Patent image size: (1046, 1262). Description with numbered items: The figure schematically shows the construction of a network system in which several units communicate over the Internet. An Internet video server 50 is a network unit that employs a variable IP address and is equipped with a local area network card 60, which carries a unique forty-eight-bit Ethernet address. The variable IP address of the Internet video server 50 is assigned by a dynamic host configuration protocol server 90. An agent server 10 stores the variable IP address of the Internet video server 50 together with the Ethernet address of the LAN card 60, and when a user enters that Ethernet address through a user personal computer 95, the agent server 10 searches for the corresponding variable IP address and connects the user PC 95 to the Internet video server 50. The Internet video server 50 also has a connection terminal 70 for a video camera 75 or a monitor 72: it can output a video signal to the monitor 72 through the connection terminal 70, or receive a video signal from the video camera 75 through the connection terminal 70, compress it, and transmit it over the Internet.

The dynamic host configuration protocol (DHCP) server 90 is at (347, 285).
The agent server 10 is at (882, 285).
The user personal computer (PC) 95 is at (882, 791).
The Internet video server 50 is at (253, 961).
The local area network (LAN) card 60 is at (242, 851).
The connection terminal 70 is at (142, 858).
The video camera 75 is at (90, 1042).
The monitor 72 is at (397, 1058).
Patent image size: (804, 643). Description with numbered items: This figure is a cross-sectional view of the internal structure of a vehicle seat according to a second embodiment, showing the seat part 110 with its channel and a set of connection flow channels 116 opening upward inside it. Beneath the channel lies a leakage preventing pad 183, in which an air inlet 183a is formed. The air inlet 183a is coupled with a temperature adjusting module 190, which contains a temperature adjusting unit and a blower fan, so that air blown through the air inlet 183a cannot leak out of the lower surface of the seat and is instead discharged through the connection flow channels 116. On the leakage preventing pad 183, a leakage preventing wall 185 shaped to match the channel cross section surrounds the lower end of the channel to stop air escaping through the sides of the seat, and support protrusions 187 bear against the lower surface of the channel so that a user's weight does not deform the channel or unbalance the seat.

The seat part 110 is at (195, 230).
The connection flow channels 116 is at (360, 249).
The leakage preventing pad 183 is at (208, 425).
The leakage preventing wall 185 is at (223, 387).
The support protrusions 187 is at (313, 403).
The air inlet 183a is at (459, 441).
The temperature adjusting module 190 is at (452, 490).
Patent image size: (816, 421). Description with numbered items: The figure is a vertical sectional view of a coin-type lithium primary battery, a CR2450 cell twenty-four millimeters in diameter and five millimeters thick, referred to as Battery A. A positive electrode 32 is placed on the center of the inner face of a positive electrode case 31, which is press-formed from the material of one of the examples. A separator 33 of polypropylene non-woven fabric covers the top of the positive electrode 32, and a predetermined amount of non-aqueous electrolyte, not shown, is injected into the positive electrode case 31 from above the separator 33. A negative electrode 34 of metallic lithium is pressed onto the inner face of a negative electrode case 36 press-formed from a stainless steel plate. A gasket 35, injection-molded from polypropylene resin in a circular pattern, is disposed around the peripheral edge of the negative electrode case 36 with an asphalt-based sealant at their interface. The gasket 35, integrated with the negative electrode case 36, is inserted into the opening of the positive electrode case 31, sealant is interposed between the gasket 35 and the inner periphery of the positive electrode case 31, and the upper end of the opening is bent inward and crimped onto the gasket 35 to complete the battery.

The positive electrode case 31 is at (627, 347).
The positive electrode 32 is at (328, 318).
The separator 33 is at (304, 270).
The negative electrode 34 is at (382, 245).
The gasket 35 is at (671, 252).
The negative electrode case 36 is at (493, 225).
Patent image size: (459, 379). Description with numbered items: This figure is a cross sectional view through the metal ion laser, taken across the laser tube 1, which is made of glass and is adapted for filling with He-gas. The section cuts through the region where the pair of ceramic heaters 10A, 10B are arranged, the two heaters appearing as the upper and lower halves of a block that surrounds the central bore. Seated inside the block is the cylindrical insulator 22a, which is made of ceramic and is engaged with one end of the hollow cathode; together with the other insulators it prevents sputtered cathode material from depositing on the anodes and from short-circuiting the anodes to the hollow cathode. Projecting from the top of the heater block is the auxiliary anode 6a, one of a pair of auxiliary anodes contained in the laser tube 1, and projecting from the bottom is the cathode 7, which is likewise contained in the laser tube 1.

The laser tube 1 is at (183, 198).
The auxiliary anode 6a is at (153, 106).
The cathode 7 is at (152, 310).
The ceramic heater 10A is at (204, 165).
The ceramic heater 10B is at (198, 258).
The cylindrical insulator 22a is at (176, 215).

- - - - - - -

Work to complete →
Please set down every line above again, word for word, with nothing changed.

The answer →
Patent image size: (1046, 1262). Description with numbered items: The figure schematically shows the construction of a network system in which several units communicate over the Internet. An Internet video server 50 is a network unit that employs a variable IP address and is equipped with a local area network card 60, which carries a unique forty-eight-bit Ethernet address. The variable IP address of the Internet video server 50 is assigned by a dynamic host configuration protocol server 90. An agent server 10 stores the variable IP address of the Internet video server 50 together with the Ethernet address of the LAN card 60, and when a user enters that Ethernet address through a user personal computer 95, the agent server 10 searches for the corresponding variable IP address and connects the user PC 95 to the Internet video server 50. The Internet video server 50 also has a connection terminal 70 for a video camera 75 or a monitor 72: it can output a video signal to the monitor 72 through the connection terminal 70, or receive a video signal from the video camera 75 through the connection terminal 70, compress it, and transmit it over the Internet.

The dynamic host configuration protocol (DHCP) server 90 is at (347, 285).
The agent server 10 is at (882, 285).
The user personal computer (PC) 95 is at (882, 791).
The Internet video server 50 is at (253, 961).
The local area network (LAN) card 60 is at (242, 851).
The connection terminal 70 is at (142, 858).
The video camera 75 is at (90, 1042).
The monitor 72 is at (397, 1058).
Patent image size: (804, 643). Description with numbered items: This figure is a cross-sectional view of the internal structure of a vehicle seat according to a second embodiment, showing the seat part 110 with its channel and a set of connection flow channels 116 opening upward inside it. Beneath the channel lies a leakage preventing pad 183, in which an air inlet 183a is formed. The air inlet 183a is coupled with a temperature adjusting module 190, which contains a temperature adjusting unit and a blower fan, so that air blown through the air inlet 183a cannot leak out of the lower surface of the seat and is instead discharged through the connection flow channels 116. On the leakage preventing pad 183, a leakage preventing wall 185 shaped to match the channel cross section surrounds the lower end of the channel to stop air escaping through the sides of the seat, and support protrusions 187 bear against the lower surface of the channel so that a user's weight does not deform the channel or unbalance the seat.

The seat part 110 is at (195, 230).
The connection flow channels 116 is at (360, 249).
The leakage preventing pad 183 is at (208, 425).
The leakage preventing wall 185 is at (223, 387).
The support protrusions 187 is at (313, 403).
The air inlet 183a is at (459, 441).
The temperature adjusting module 190 is at (452, 490).
Patent image size: (816, 421). Description with numbered items: The figure is a vertical sectional view of a coin-type lithium primary battery, a CR2450 cell twenty-four millimeters in diameter and five millimeters thick, referred to as Battery A. A positive electrode 32 is placed on the center of the inner face of a positive electrode case 31, which is press-formed from the material of one of the examples. A separator 33 of polypropylene non-woven fabric covers the top of the positive electrode 32, and a predetermined amount of non-aqueous electrolyte, not shown, is injected into the positive electrode case 31 from above the separator 33. A negative electrode 34 of metallic lithium is pressed onto the inner face of a negative electrode case 36 press-formed from a stainless steel plate. A gasket 35, injection-molded from polypropylene resin in a circular pattern, is disposed around the peripheral edge of the negative electrode case 36 with an asphalt-based sealant at their interface. The gasket 35, integrated with the negative electrode case 36, is inserted into the opening of the positive electrode case 31, sealant is interposed between the gasket 35 and the inner periphery of the positive electrode case 31, and the upper end of the opening is bent inward and crimped onto the gasket 35 to complete the battery.

The positive electrode case 31 is at (627, 347).
The positive electrode 32 is at (328, 318).
The separator 33 is at (304, 270).
The negative electrode 34 is at (382, 245).
The gasket 35 is at (671, 252).
The negative electrode case 36 is at (493, 225).
Patent image size: (459, 379). Description with numbered items: This figure is a cross sectional view through the metal ion laser, taken across the laser tube 1, which is made of glass and is adapted for filling with He-gas. The section cuts through the region where the pair of ceramic heaters 10A, 10B are arranged, the two heaters appearing as the upper and lower halves of a block that surrounds the central bore. Seated inside the block is the cylindrical insulator 22a, which is made of ceramic and is engaged with one end of the hollow cathode; together with the other insulators it prevents sputtered cathode material from depositing on the anodes and from short-circuiting the anodes to the hollow cathode. Projecting from the top of the heater block is the auxiliary anode 6a, one of a pair of auxiliary anodes contained in the laser tube 1, and projecting from the bottom is the cathode 7, which is likewise contained in the laser tube 1.

The laser tube 1 is at (183, 198).
The auxiliary anode 6a is at (153, 106).
The cathode 7 is at (152, 310).
The ceramic heater 10A is at (204, 165).
The ceramic heater 10B is at (198, 258).
The cylindrical insulator 22a is at (176, 215).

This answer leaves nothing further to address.